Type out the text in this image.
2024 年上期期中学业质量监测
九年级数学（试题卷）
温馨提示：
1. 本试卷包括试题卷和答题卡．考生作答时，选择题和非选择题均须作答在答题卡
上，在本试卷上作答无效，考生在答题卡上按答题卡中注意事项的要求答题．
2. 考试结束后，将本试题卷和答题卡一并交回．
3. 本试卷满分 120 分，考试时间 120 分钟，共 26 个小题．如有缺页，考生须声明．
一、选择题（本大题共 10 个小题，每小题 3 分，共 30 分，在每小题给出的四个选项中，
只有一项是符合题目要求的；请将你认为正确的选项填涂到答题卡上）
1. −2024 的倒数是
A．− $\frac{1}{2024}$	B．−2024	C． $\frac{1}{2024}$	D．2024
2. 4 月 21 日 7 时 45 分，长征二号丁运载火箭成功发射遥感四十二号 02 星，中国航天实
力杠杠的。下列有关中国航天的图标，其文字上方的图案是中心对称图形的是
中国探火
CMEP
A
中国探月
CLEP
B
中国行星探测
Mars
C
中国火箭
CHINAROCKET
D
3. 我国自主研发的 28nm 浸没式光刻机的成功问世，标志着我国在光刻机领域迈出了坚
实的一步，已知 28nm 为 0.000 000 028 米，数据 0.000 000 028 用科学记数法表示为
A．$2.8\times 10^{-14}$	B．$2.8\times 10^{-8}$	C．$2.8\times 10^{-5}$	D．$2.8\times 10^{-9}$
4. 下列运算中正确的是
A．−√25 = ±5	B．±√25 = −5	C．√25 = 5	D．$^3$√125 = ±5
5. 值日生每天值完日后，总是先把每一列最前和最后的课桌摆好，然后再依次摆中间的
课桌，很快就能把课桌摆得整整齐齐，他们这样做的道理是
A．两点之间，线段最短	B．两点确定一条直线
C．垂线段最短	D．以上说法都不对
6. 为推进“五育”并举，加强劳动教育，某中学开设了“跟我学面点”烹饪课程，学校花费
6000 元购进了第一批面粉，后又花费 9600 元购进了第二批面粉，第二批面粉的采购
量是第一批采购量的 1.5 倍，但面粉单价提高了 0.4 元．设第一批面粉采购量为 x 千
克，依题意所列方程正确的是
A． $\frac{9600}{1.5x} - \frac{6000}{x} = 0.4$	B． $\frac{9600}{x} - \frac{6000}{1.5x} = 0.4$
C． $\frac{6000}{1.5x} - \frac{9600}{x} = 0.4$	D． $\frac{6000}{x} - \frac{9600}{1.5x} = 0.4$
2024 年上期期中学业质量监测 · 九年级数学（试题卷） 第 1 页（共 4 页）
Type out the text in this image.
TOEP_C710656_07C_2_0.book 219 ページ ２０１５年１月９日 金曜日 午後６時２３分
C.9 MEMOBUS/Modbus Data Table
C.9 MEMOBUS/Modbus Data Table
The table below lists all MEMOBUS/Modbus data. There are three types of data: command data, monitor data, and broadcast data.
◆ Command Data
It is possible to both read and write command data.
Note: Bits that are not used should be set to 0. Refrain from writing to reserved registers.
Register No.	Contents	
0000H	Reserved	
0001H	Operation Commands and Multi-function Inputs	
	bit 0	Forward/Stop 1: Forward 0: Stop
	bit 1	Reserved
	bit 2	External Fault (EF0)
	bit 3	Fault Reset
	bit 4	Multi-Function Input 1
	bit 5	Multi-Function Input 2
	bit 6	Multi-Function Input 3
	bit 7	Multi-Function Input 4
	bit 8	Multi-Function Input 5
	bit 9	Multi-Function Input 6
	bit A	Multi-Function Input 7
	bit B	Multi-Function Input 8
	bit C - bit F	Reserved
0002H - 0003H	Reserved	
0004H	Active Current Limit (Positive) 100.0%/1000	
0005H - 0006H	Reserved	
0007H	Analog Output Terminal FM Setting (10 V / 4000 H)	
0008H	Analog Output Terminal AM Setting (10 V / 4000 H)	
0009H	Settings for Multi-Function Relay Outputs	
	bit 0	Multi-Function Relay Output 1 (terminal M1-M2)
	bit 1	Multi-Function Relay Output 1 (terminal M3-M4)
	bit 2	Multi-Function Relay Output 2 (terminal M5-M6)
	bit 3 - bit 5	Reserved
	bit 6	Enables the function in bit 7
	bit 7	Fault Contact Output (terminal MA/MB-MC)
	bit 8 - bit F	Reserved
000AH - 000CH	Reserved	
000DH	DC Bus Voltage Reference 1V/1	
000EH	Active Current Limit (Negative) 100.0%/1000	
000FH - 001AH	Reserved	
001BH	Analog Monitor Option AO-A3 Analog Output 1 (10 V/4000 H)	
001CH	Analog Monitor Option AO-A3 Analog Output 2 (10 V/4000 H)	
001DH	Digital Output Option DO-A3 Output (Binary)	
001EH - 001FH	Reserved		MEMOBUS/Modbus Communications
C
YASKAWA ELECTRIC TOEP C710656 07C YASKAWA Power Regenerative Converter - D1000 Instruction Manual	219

────────────────────────────────────────

**DIRECTIONS**
Using the data above, repeat every line exactly.

**TASK ANSWER**
Type out the text in this image.
2024 年上期期中学业质量监测
九年级数学（试题卷）
温馨提示：
1. 本试卷包括试题卷和答题卡．考生作答时，选择题和非选择题均须作答在答题卡
上，在本试卷上作答无效，考生在答题卡上按答题卡中注意事项的要求答题．
2. 考试结束后，将本试题卷和答题卡一并交回．
3. 本试卷满分 120 分，考试时间 120 分钟，共 26 个小题．如有缺页，考生须声明．
一、选择题（本大题共 10 个小题，每小题 3 分，共 30 分，在每小题给出的四个选项中，
只有一项是符合题目要求的；请将你认为正确的选项填涂到答题卡上）
1. −2024 的倒数是
A．− $\frac{1}{2024}$	B．−2024	C． $\frac{1}{2024}$	D．2024
2. 4 月 21 日 7 时 45 分，长征二号丁运载火箭成功发射遥感四十二号 02 星，中国航天实
力杠杠的。下列有关中国航天的图标，其文字上方的图案是中心对称图形的是
中国探火
CMEP
A
中国探月
CLEP
B
中国行星探测
Mars
C
中国火箭
CHINAROCKET
D
3. 我国自主研发的 28nm 浸没式光刻机的成功问世，标志着我国在光刻机领域迈出了坚
实的一步，已知 28nm 为 0.000 000 028 米，数据 0.000 000 028 用科学记数法表示为
A．$2.8\times 10^{-14}$	B．$2.8\times 10^{-8}$	C．$2.8\times 10^{-5}$	D．$2.8\times 10^{-9}$
4. 下列运算中正确的是
A．−√25 = ±5	B．±√25 = −5	C．√25 = 5	D．$^3$√125 = ±5
5. 值日生每天值完日后，总是先把每一列最前和最后的课桌摆好，然后再依次摆中间的
课桌，很快就能把课桌摆得整整齐齐，他们这样做的道理是
A．两点之间，线段最短	B．两点确定一条直线
C．垂线段最短	D．以上说法都不对
6. 为推进“五育”并举，加强劳动教育，某中学开设了“跟我学面点”烹饪课程，学校花费
6000 元购进了第一批面粉，后又花费 9600 元购进了第二批面粉，第二批面粉的采购
量是第一批采购量的 1.5 倍，但面粉单价提高了 0.4 元．设第一批面粉采购量为 x 千
克，依题意所列方程正确的是
A． $\frac{9600}{1.5x} - \frac{6000}{x} = 0.4$	B． $\frac{9600}{x} - \frac{6000}{1.5x} = 0.4$
C． $\frac{6000}{1.5x} - \frac{9600}{x} = 0.4$	D． $\frac{6000}{x} - \frac{9600}{1.5x} = 0.4$
2024 年上期期中学业质量监测 · 九年级数学（试题卷） 第 1 页（共 4 页）
Type out the text in this image.
TOEP_C710656_07C_2_0.book 219 ページ ２０１５年１月９日 金曜日 午後６時２３分
C.9 MEMOBUS/Modbus Data Table
C.9 MEMOBUS/Modbus Data Table
The table below lists all MEMOBUS/Modbus data. There are three types of data: command data, monitor data, and broadcast data.
◆ Command Data
It is possible to both read and write command data.
Note: Bits that are not used should be set to 0. Refrain from writing to reserved registers.
Register No.	Contents	
0000H	Reserved	
0001H	Operation Commands and Multi-function Inputs	
	bit 0	Forward/Stop 1: Forward 0: Stop
	bit 1	Reserved
	bit 2	External Fault (EF0)
	bit 3	Fault Reset
	bit 4	Multi-Function Input 1
	bit 5	Multi-Function Input 2
	bit 6	Multi-Function Input 3
	bit 7	Multi-Function Input 4
	bit 8	Multi-Function Input 5
	bit 9	Multi-Function Input 6
	bit A	Multi-Function Input 7
	bit B	Multi-Function Input 8
	bit C - bit F	Reserved
0002H - 0003H	Reserved	
0004H	Active Current Limit (Positive) 100.0%/1000	
0005H - 0006H	Reserved	
0007H	Analog Output Terminal FM Setting (10 V / 4000 H)	
0008H	Analog Output Terminal AM Setting (10 V / 4000 H)	
0009H	Settings for Multi-Function Relay Outputs	
	bit 0	Multi-Function Relay Output 1 (terminal M1-M2)
	bit 1	Multi-Function Relay Output 1 (terminal M3-M4)
	bit 2	Multi-Function Relay Output 2 (terminal M5-M6)
	bit 3 - bit 5	Reserved
	bit 6	Enables the function in bit 7
	bit 7	Fault Contact Output (terminal MA/MB-MC)
	bit 8 - bit F	Reserved
000AH - 000CH	Reserved	
000DH	DC Bus Voltage Reference 1V/1	
000EH	Active Current Limit (Negative) 100.0%/1000	
000FH - 001AH	Reserved	
001BH	Analog Monitor Option AO-A3 Analog Output 1 (10 V/4000 H)	
001CH	Analog Monitor Option AO-A3 Analog Output 2 (10 V/4000 H)	
001DH	Digital Output Option DO-A3 Output (Binary)	
001EH - 001FH	Reserved		MEMOBUS/Modbus Communications
C
YASKAWA ELECTRIC TOEP C710656 07C YASKAWA Power Regenerative Converter - D1000 Instruction Manual	219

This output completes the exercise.